Records from a collection:
◇ ◇ ◇ ◇ ◇

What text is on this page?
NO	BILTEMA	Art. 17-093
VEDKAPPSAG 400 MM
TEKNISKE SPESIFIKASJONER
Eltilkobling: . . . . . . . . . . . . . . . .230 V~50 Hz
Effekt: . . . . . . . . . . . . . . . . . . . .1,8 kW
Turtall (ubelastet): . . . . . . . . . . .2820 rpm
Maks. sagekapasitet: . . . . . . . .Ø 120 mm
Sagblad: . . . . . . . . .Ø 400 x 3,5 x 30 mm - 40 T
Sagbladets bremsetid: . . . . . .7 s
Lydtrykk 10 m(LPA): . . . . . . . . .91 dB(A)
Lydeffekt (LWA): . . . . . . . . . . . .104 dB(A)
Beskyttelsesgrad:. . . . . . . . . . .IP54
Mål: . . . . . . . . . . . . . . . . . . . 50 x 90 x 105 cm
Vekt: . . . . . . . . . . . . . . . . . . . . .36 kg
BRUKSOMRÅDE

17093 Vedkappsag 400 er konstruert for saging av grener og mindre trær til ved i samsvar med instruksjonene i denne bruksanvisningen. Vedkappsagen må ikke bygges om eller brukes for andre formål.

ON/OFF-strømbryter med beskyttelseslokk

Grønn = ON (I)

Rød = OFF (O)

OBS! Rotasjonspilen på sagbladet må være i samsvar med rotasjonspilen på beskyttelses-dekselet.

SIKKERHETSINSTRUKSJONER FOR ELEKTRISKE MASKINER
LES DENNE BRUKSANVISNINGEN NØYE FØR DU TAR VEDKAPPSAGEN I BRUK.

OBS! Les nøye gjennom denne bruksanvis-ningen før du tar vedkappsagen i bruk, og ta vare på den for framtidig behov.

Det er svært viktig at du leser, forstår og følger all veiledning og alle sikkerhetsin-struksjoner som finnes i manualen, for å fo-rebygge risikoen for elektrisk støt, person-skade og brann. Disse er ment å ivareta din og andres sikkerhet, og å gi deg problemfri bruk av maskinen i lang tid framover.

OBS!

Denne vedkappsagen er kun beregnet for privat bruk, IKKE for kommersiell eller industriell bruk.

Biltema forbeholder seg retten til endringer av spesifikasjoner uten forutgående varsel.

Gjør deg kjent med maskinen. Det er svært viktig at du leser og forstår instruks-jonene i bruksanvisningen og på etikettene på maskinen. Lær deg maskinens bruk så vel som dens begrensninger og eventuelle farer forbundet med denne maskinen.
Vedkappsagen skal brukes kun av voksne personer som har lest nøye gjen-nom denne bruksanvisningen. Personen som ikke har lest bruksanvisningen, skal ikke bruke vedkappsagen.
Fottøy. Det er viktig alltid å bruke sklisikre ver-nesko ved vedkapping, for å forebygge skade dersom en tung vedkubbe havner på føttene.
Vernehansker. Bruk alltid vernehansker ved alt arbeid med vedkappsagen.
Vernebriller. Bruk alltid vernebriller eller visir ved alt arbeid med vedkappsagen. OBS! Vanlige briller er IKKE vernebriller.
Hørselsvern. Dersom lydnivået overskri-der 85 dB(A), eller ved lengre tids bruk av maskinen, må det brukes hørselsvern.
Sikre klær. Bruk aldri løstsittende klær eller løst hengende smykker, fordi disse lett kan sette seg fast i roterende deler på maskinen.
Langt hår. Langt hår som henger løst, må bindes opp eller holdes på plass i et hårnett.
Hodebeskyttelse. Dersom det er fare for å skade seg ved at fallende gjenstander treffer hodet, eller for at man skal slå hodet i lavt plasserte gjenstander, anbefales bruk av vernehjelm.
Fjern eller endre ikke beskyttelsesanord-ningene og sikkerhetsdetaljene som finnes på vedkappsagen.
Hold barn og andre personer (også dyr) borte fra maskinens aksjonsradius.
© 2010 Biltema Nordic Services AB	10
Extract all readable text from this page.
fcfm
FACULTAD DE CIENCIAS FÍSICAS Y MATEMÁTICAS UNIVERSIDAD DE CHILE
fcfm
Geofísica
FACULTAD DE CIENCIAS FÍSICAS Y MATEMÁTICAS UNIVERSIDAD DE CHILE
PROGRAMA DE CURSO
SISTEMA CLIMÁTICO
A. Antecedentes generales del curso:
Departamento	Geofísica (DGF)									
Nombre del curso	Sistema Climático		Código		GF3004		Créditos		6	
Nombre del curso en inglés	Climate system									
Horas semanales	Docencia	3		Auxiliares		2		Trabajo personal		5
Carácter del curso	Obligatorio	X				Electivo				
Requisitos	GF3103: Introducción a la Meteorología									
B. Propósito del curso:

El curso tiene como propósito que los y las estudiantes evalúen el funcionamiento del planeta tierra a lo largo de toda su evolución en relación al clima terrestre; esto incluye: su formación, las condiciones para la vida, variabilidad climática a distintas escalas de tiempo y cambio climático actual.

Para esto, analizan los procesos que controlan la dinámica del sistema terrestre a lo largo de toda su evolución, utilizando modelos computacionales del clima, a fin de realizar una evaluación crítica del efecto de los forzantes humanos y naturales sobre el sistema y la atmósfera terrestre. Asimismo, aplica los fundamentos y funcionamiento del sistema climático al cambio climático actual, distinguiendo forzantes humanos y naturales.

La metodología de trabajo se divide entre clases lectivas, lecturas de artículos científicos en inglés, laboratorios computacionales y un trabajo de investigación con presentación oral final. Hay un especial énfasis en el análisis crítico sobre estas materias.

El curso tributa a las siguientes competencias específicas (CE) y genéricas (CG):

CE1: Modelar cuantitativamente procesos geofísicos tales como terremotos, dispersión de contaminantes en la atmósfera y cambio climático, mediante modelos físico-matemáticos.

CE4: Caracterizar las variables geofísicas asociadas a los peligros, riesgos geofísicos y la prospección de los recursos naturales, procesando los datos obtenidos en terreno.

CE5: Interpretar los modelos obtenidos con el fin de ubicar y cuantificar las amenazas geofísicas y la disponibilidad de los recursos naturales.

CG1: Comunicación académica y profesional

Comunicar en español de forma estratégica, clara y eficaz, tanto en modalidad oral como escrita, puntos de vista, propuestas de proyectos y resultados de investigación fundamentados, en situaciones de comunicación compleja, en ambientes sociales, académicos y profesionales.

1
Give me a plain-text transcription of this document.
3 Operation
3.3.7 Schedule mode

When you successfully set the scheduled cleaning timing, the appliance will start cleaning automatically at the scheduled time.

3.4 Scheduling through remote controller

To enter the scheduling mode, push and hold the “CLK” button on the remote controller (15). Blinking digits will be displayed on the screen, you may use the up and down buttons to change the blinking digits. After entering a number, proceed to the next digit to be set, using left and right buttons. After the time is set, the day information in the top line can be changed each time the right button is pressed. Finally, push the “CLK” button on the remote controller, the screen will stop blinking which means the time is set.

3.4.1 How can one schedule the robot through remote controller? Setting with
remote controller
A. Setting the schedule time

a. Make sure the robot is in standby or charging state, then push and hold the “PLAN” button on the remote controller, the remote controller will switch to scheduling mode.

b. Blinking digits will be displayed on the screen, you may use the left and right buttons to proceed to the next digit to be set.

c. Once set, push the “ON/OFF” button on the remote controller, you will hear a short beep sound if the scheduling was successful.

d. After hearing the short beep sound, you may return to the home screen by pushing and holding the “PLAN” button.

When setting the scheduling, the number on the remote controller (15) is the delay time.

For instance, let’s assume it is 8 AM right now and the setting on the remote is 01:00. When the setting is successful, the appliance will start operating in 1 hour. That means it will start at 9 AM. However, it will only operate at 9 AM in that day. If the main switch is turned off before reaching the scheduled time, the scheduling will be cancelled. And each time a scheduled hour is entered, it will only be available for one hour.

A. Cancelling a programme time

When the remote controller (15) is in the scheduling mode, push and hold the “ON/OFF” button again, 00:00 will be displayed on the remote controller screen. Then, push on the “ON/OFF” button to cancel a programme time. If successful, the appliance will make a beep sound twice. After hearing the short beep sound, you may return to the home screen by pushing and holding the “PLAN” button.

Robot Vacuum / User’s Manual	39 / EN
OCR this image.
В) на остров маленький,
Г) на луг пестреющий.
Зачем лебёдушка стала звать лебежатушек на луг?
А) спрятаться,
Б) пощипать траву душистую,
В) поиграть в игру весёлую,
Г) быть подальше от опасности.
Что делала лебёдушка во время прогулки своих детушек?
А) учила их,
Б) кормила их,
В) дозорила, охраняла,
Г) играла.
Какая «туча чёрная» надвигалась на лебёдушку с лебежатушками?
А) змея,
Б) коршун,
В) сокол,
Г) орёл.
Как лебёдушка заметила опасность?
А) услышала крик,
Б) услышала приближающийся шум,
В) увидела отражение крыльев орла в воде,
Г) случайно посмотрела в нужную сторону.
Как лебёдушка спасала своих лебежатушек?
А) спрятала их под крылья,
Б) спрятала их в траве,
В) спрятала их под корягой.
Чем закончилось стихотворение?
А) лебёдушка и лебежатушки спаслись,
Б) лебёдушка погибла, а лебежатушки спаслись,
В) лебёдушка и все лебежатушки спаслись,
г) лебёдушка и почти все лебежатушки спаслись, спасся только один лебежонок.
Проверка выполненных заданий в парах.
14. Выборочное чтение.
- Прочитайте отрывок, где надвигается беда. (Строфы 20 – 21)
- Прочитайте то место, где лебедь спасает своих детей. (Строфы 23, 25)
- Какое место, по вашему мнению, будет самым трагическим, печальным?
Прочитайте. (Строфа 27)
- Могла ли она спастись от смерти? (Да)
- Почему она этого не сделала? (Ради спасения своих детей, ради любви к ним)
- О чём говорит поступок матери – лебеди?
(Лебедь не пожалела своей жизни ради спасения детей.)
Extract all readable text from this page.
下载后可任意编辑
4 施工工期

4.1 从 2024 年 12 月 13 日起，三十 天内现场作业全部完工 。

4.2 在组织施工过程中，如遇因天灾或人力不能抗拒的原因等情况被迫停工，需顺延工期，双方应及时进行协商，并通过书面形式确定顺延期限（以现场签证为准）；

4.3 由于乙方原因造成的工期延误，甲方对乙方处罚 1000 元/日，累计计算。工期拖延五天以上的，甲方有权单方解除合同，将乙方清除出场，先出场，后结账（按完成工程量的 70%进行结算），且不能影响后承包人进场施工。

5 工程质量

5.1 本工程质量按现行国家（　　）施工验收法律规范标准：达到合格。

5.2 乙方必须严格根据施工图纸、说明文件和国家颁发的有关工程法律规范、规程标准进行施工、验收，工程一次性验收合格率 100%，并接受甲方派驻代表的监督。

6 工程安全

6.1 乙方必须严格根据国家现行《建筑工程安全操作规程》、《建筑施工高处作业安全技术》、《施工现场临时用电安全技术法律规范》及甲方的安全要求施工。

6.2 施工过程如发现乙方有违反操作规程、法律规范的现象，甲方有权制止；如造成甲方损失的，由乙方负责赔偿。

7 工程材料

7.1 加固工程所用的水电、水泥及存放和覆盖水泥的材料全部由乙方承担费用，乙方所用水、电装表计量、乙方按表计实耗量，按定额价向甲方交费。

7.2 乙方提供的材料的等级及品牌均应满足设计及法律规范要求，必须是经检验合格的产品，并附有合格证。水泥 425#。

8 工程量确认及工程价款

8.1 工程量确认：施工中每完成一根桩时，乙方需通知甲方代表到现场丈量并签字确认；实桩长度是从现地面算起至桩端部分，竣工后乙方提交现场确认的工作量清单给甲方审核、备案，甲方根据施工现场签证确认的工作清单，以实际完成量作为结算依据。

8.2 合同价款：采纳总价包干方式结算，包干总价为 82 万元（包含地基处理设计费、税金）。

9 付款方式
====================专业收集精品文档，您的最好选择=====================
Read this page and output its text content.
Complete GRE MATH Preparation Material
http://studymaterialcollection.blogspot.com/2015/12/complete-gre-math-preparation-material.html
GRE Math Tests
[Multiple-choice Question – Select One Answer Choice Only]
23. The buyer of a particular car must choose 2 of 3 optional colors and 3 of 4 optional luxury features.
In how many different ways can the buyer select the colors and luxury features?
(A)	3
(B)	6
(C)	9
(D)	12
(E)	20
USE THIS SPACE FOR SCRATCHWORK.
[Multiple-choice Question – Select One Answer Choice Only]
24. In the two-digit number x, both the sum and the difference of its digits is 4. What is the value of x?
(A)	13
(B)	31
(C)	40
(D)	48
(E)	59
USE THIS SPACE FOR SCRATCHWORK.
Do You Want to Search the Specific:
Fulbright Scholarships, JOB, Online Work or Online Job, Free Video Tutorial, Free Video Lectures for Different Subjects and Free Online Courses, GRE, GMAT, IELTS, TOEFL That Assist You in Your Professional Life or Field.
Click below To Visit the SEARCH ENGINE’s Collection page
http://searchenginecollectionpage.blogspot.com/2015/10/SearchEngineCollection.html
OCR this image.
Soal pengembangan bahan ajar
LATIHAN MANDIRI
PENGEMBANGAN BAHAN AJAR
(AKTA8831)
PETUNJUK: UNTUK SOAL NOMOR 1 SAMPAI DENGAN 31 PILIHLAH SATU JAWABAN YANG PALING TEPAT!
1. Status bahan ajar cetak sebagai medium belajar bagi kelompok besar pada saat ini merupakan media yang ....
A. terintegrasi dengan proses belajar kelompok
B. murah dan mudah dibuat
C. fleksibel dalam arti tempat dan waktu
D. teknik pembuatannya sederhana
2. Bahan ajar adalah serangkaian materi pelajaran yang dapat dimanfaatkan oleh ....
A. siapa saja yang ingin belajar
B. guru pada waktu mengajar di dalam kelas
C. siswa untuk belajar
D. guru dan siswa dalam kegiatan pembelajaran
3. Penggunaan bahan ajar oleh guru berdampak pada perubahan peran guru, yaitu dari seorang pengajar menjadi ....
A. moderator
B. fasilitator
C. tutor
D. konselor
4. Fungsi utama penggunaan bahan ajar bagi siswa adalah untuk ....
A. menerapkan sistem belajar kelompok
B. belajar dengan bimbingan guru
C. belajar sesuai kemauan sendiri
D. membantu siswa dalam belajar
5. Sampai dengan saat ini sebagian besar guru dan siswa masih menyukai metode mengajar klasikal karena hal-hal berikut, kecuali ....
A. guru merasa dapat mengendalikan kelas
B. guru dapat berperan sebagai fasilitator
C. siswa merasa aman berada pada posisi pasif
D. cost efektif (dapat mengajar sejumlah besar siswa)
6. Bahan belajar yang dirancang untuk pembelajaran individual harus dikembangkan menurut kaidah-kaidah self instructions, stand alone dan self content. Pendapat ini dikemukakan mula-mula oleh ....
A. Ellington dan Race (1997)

◇ ◇ ◇ ◇ ◇

What the task requires: Tell how many lines in the material above include the word "personer", giving the number only.

Full output: 2